▸ Figure record listings:
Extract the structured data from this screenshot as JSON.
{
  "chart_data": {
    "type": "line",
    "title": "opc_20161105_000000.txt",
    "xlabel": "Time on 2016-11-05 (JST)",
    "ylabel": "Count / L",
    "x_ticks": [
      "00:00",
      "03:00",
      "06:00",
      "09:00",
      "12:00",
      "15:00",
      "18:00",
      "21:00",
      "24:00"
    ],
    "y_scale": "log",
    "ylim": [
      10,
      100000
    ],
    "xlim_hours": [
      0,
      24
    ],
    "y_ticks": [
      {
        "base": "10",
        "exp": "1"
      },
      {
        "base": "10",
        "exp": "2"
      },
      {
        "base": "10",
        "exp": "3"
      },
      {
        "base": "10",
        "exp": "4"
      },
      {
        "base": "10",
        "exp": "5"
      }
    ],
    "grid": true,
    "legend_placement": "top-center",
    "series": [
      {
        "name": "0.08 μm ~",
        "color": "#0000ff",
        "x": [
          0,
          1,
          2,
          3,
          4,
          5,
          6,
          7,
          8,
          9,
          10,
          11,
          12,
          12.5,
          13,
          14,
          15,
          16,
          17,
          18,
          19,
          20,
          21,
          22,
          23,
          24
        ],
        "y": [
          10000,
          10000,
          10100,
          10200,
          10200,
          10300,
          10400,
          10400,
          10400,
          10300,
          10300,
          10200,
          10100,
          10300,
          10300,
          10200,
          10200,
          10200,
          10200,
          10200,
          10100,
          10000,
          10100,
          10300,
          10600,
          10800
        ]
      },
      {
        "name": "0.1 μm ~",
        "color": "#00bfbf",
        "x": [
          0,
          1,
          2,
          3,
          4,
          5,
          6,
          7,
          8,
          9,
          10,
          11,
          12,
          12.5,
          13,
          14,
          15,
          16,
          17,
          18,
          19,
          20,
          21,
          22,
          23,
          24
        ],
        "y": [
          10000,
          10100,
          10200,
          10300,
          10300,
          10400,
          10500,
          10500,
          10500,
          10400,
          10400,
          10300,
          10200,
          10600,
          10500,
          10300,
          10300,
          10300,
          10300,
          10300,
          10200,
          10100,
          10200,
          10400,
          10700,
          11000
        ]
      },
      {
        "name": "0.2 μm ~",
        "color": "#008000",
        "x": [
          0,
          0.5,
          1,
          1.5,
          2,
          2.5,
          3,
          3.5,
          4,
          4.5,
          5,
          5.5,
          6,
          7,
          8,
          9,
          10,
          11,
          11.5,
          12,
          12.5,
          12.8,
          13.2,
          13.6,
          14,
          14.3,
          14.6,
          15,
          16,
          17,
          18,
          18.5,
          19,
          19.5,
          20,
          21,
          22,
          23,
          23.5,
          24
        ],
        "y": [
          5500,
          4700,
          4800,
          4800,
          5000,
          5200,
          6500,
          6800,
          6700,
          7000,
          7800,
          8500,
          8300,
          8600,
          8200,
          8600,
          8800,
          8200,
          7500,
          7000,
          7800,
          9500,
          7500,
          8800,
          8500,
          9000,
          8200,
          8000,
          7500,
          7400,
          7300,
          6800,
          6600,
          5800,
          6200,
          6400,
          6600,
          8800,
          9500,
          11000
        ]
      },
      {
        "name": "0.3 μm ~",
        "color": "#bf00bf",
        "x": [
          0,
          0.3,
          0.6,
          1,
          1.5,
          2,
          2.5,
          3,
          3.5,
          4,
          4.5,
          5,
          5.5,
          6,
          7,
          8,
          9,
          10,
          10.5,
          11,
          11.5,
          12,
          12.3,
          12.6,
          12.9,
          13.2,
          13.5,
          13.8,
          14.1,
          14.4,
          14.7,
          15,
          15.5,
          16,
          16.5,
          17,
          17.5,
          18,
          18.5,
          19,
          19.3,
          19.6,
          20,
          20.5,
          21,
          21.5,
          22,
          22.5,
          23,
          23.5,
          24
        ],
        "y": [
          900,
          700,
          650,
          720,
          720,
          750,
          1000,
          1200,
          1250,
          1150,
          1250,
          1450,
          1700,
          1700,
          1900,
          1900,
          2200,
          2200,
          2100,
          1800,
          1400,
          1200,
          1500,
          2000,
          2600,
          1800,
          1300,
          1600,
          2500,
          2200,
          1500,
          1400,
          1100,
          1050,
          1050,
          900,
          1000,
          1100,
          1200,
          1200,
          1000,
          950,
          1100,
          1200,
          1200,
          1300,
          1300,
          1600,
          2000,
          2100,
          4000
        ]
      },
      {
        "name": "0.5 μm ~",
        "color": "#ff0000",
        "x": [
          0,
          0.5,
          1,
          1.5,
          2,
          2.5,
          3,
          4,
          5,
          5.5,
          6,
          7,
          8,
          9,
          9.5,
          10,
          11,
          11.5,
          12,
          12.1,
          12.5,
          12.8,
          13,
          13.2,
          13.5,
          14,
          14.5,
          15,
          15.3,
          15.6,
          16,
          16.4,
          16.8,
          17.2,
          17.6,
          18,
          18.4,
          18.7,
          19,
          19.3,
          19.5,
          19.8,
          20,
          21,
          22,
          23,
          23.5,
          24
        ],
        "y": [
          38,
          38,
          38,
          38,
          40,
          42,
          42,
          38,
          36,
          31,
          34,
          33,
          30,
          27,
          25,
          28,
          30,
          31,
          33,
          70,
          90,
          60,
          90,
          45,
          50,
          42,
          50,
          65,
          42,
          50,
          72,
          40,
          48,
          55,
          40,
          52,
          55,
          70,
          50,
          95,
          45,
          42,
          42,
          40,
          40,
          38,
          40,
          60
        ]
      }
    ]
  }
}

▸ WHAT THE EXERCISE ASKS:
Extract the data in full. Keep it word for word.

▸ OUTPUT OF THE EXERCISE:
Extract the structured data from this screenshot as JSON.
{
  "chart_data": {
    "type": "line",
    "title": "opc_20161105_000000.txt",
    "xlabel": "Time on 2016-11-05 (JST)",
    "ylabel": "Count / L",
    "x_ticks": [
      "00:00",
      "03:00",
      "06:00",
      "09:00",
      "12:00",
      "15:00",
      "18:00",
      "21:00",
      "24:00"
    ],
    "y_scale": "log",
    "ylim": [
      10,
      100000
    ],
    "xlim_hours": [
      0,
      24
    ],
    "y_ticks": [
      {
        "base": "10",
        "exp": "1"
      },
      {
        "base": "10",
        "exp": "2"
      },
      {
        "base": "10",
        "exp": "3"
      },
      {
        "base": "10",
        "exp": "4"
      },
      {
        "base": "10",
        "exp": "5"
      }
    ],
    "grid": true,
    "legend_placement": "top-center",
    "series": [
      {
        "name": "0.08 μm ~",
        "color": "#0000ff",
        "x": [
          0,
          1,
          2,
          3,
          4,
          5,
          6,
          7,
          8,
          9,
          10,
          11,
          12,
          12.5,
          13,
          14,
          15,
          16,
          17,
          18,
          19,
          20,
          21,
          22,
          23,
          24
        ],
        "y": [
          10000,
          10000,
          10100,
          10200,
          10200,
          10300,
          10400,
          10400,
          10400,
          10300,
          10300,
          10200,
          10100,
          10300,
          10300,
          10200,
          10200,
          10200,
          10200,
          10200,
          10100,
          10000,
          10100,
          10300,
          10600,
          10800
        ]
      },
      {
        "name": "0.1 μm ~",
        "color": "#00bfbf",
        "x": [
          0,
          1,
          2,
          3,
          4,
          5,
          6,
          7,
          8,
          9,
          10,
          11,
          12,
          12.5,
          13,
          14,
          15,
          16,
          17,
          18,
          19,
          20,
          21,
          22,
          23,
          24
        ],
        "y": [
          10000,
          10100,
          10200,
          10300,
          10300,
          10400,
          10500,
          10500,
          10500,
          10400,
          10400,
          10300,
          10200,
          10600,
          10500,
          10300,
          10300,
          10300,
          10300,
          10300,
          10200,
          10100,
          10200,
          10400,
          10700,
          11000
        ]
      },
      {
        "name": "0.2 μm ~",
        "color": "#008000",
        "x": [
          0,
          0.5,
          1,
          1.5,
          2,
          2.5,
          3,
          3.5,
          4,
          4.5,
          5,
          5.5,
          6,
          7,
          8,
          9,
          10,
          11,
          11.5,
          12,
          12.5,
          12.8,
          13.2,
          13.6,
          14,
          14.3,
          14.6,
          15,
          16,
          17,
          18,
          18.5,
          19,
          19.5,
          20,
          21,
          22,
          23,
          23.5,
          24
        ],
        "y": [
          5500,
          4700,
          4800,
          4800,
          5000,
          5200,
          6500,
          6800,
          6700,
          7000,
          7800,
          8500,
          8300,
          8600,
          8200,
          8600,
          8800,
          8200,
          7500,
          7000,
          7800,
          9500,
          7500,
          8800,
          8500,
          9000,
          8200,
          8000,
          7500,
          7400,
          7300,
          6800,
          6600,
          5800,
          6200,
          6400,
          6600,
          8800,
          9500,
          11000
        ]
      },
      {
        "name": "0.3 μm ~",
        "color": "#bf00bf",
        "x": [
          0,
          0.3,
          0.6,
          1,
          1.5,
          2,
          2.5,
          3,
          3.5,
          4,
          4.5,
          5,
          5.5,
          6,
          7,
          8,
          9,
          10,
          10.5,
          11,
          11.5,
          12,
          12.3,
          12.6,
          12.9,
          13.2,
          13.5,
          13.8,
          14.1,
          14.4,
          14.7,
          15,
          15.5,
          16,
          16.5,
          17,
          17.5,
          18,
          18.5,
          19,
          19.3,
          19.6,
          20,
          20.5,
          21,
          21.5,
          22,
          22.5,
          23,
          23.5,
          24
        ],
        "y": [
          900,
          700,
          650,
          720,
          720,
          750,
          1000,
          1200,
          1250,
          1150,
          1250,
          1450,
          1700,
          1700,
          1900,
          1900,
          2200,
          2200,
          2100,
          1800,
          1400,
          1200,
          1500,
          2000,
          2600,
          1800,
          1300,
          1600,
          2500,
          2200,
          1500,
          1400,
          1100,
          1050,
          1050,
          900,
          1000,
          1100,
          1200,
          1200,
          1000,
          950,
          1100,
          1200,
          1200,
          1300,
          1300,
          1600,
          2000,
          2100,
          4000
        ]
      },
      {
        "name": "0.5 μm ~",
        "color": "#ff0000",
        "x": [
          0,
          0.5,
          1,
          1.5,
          2,
          2.5,
          3,
          4,
          5,
          5.5,
          6,
          7,
          8,
          9,
          9.5,
          10,
          11,
          11.5,
          12,
          12.1,
          12.5,
          12.8,
          13,
          13.2,
          13.5,
          14,
          14.5,
          15,
          15.3,
          15.6,
          16,
          16.4,
          16.8,
          17.2,
          17.6,
          18,
          18.4,
          18.7,
          19,
          19.3,
          19.5,
          19.8,
          20,
          21,
          22,
          23,
          23.5,
          24
        ],
        "y": [
          38,
          38,
          38,
          38,
          40,
          42,
          42,
          38,
          36,
          31,
          34,
          33,
          30,
          27,
          25,
          28,
          30,
          31,
          33,
          70,
          90,
          60,
          90,
          45,
          50,
          42,
          50,
          65,
          42,
          50,
          72,
          40,
          48,
          55,
          40,
          52,
          55,
          70,
          50,
          95,
          45,
          42,
          42,
          40,
          40,
          38,
          40,
          60
        ]
      }
    ]
  }
}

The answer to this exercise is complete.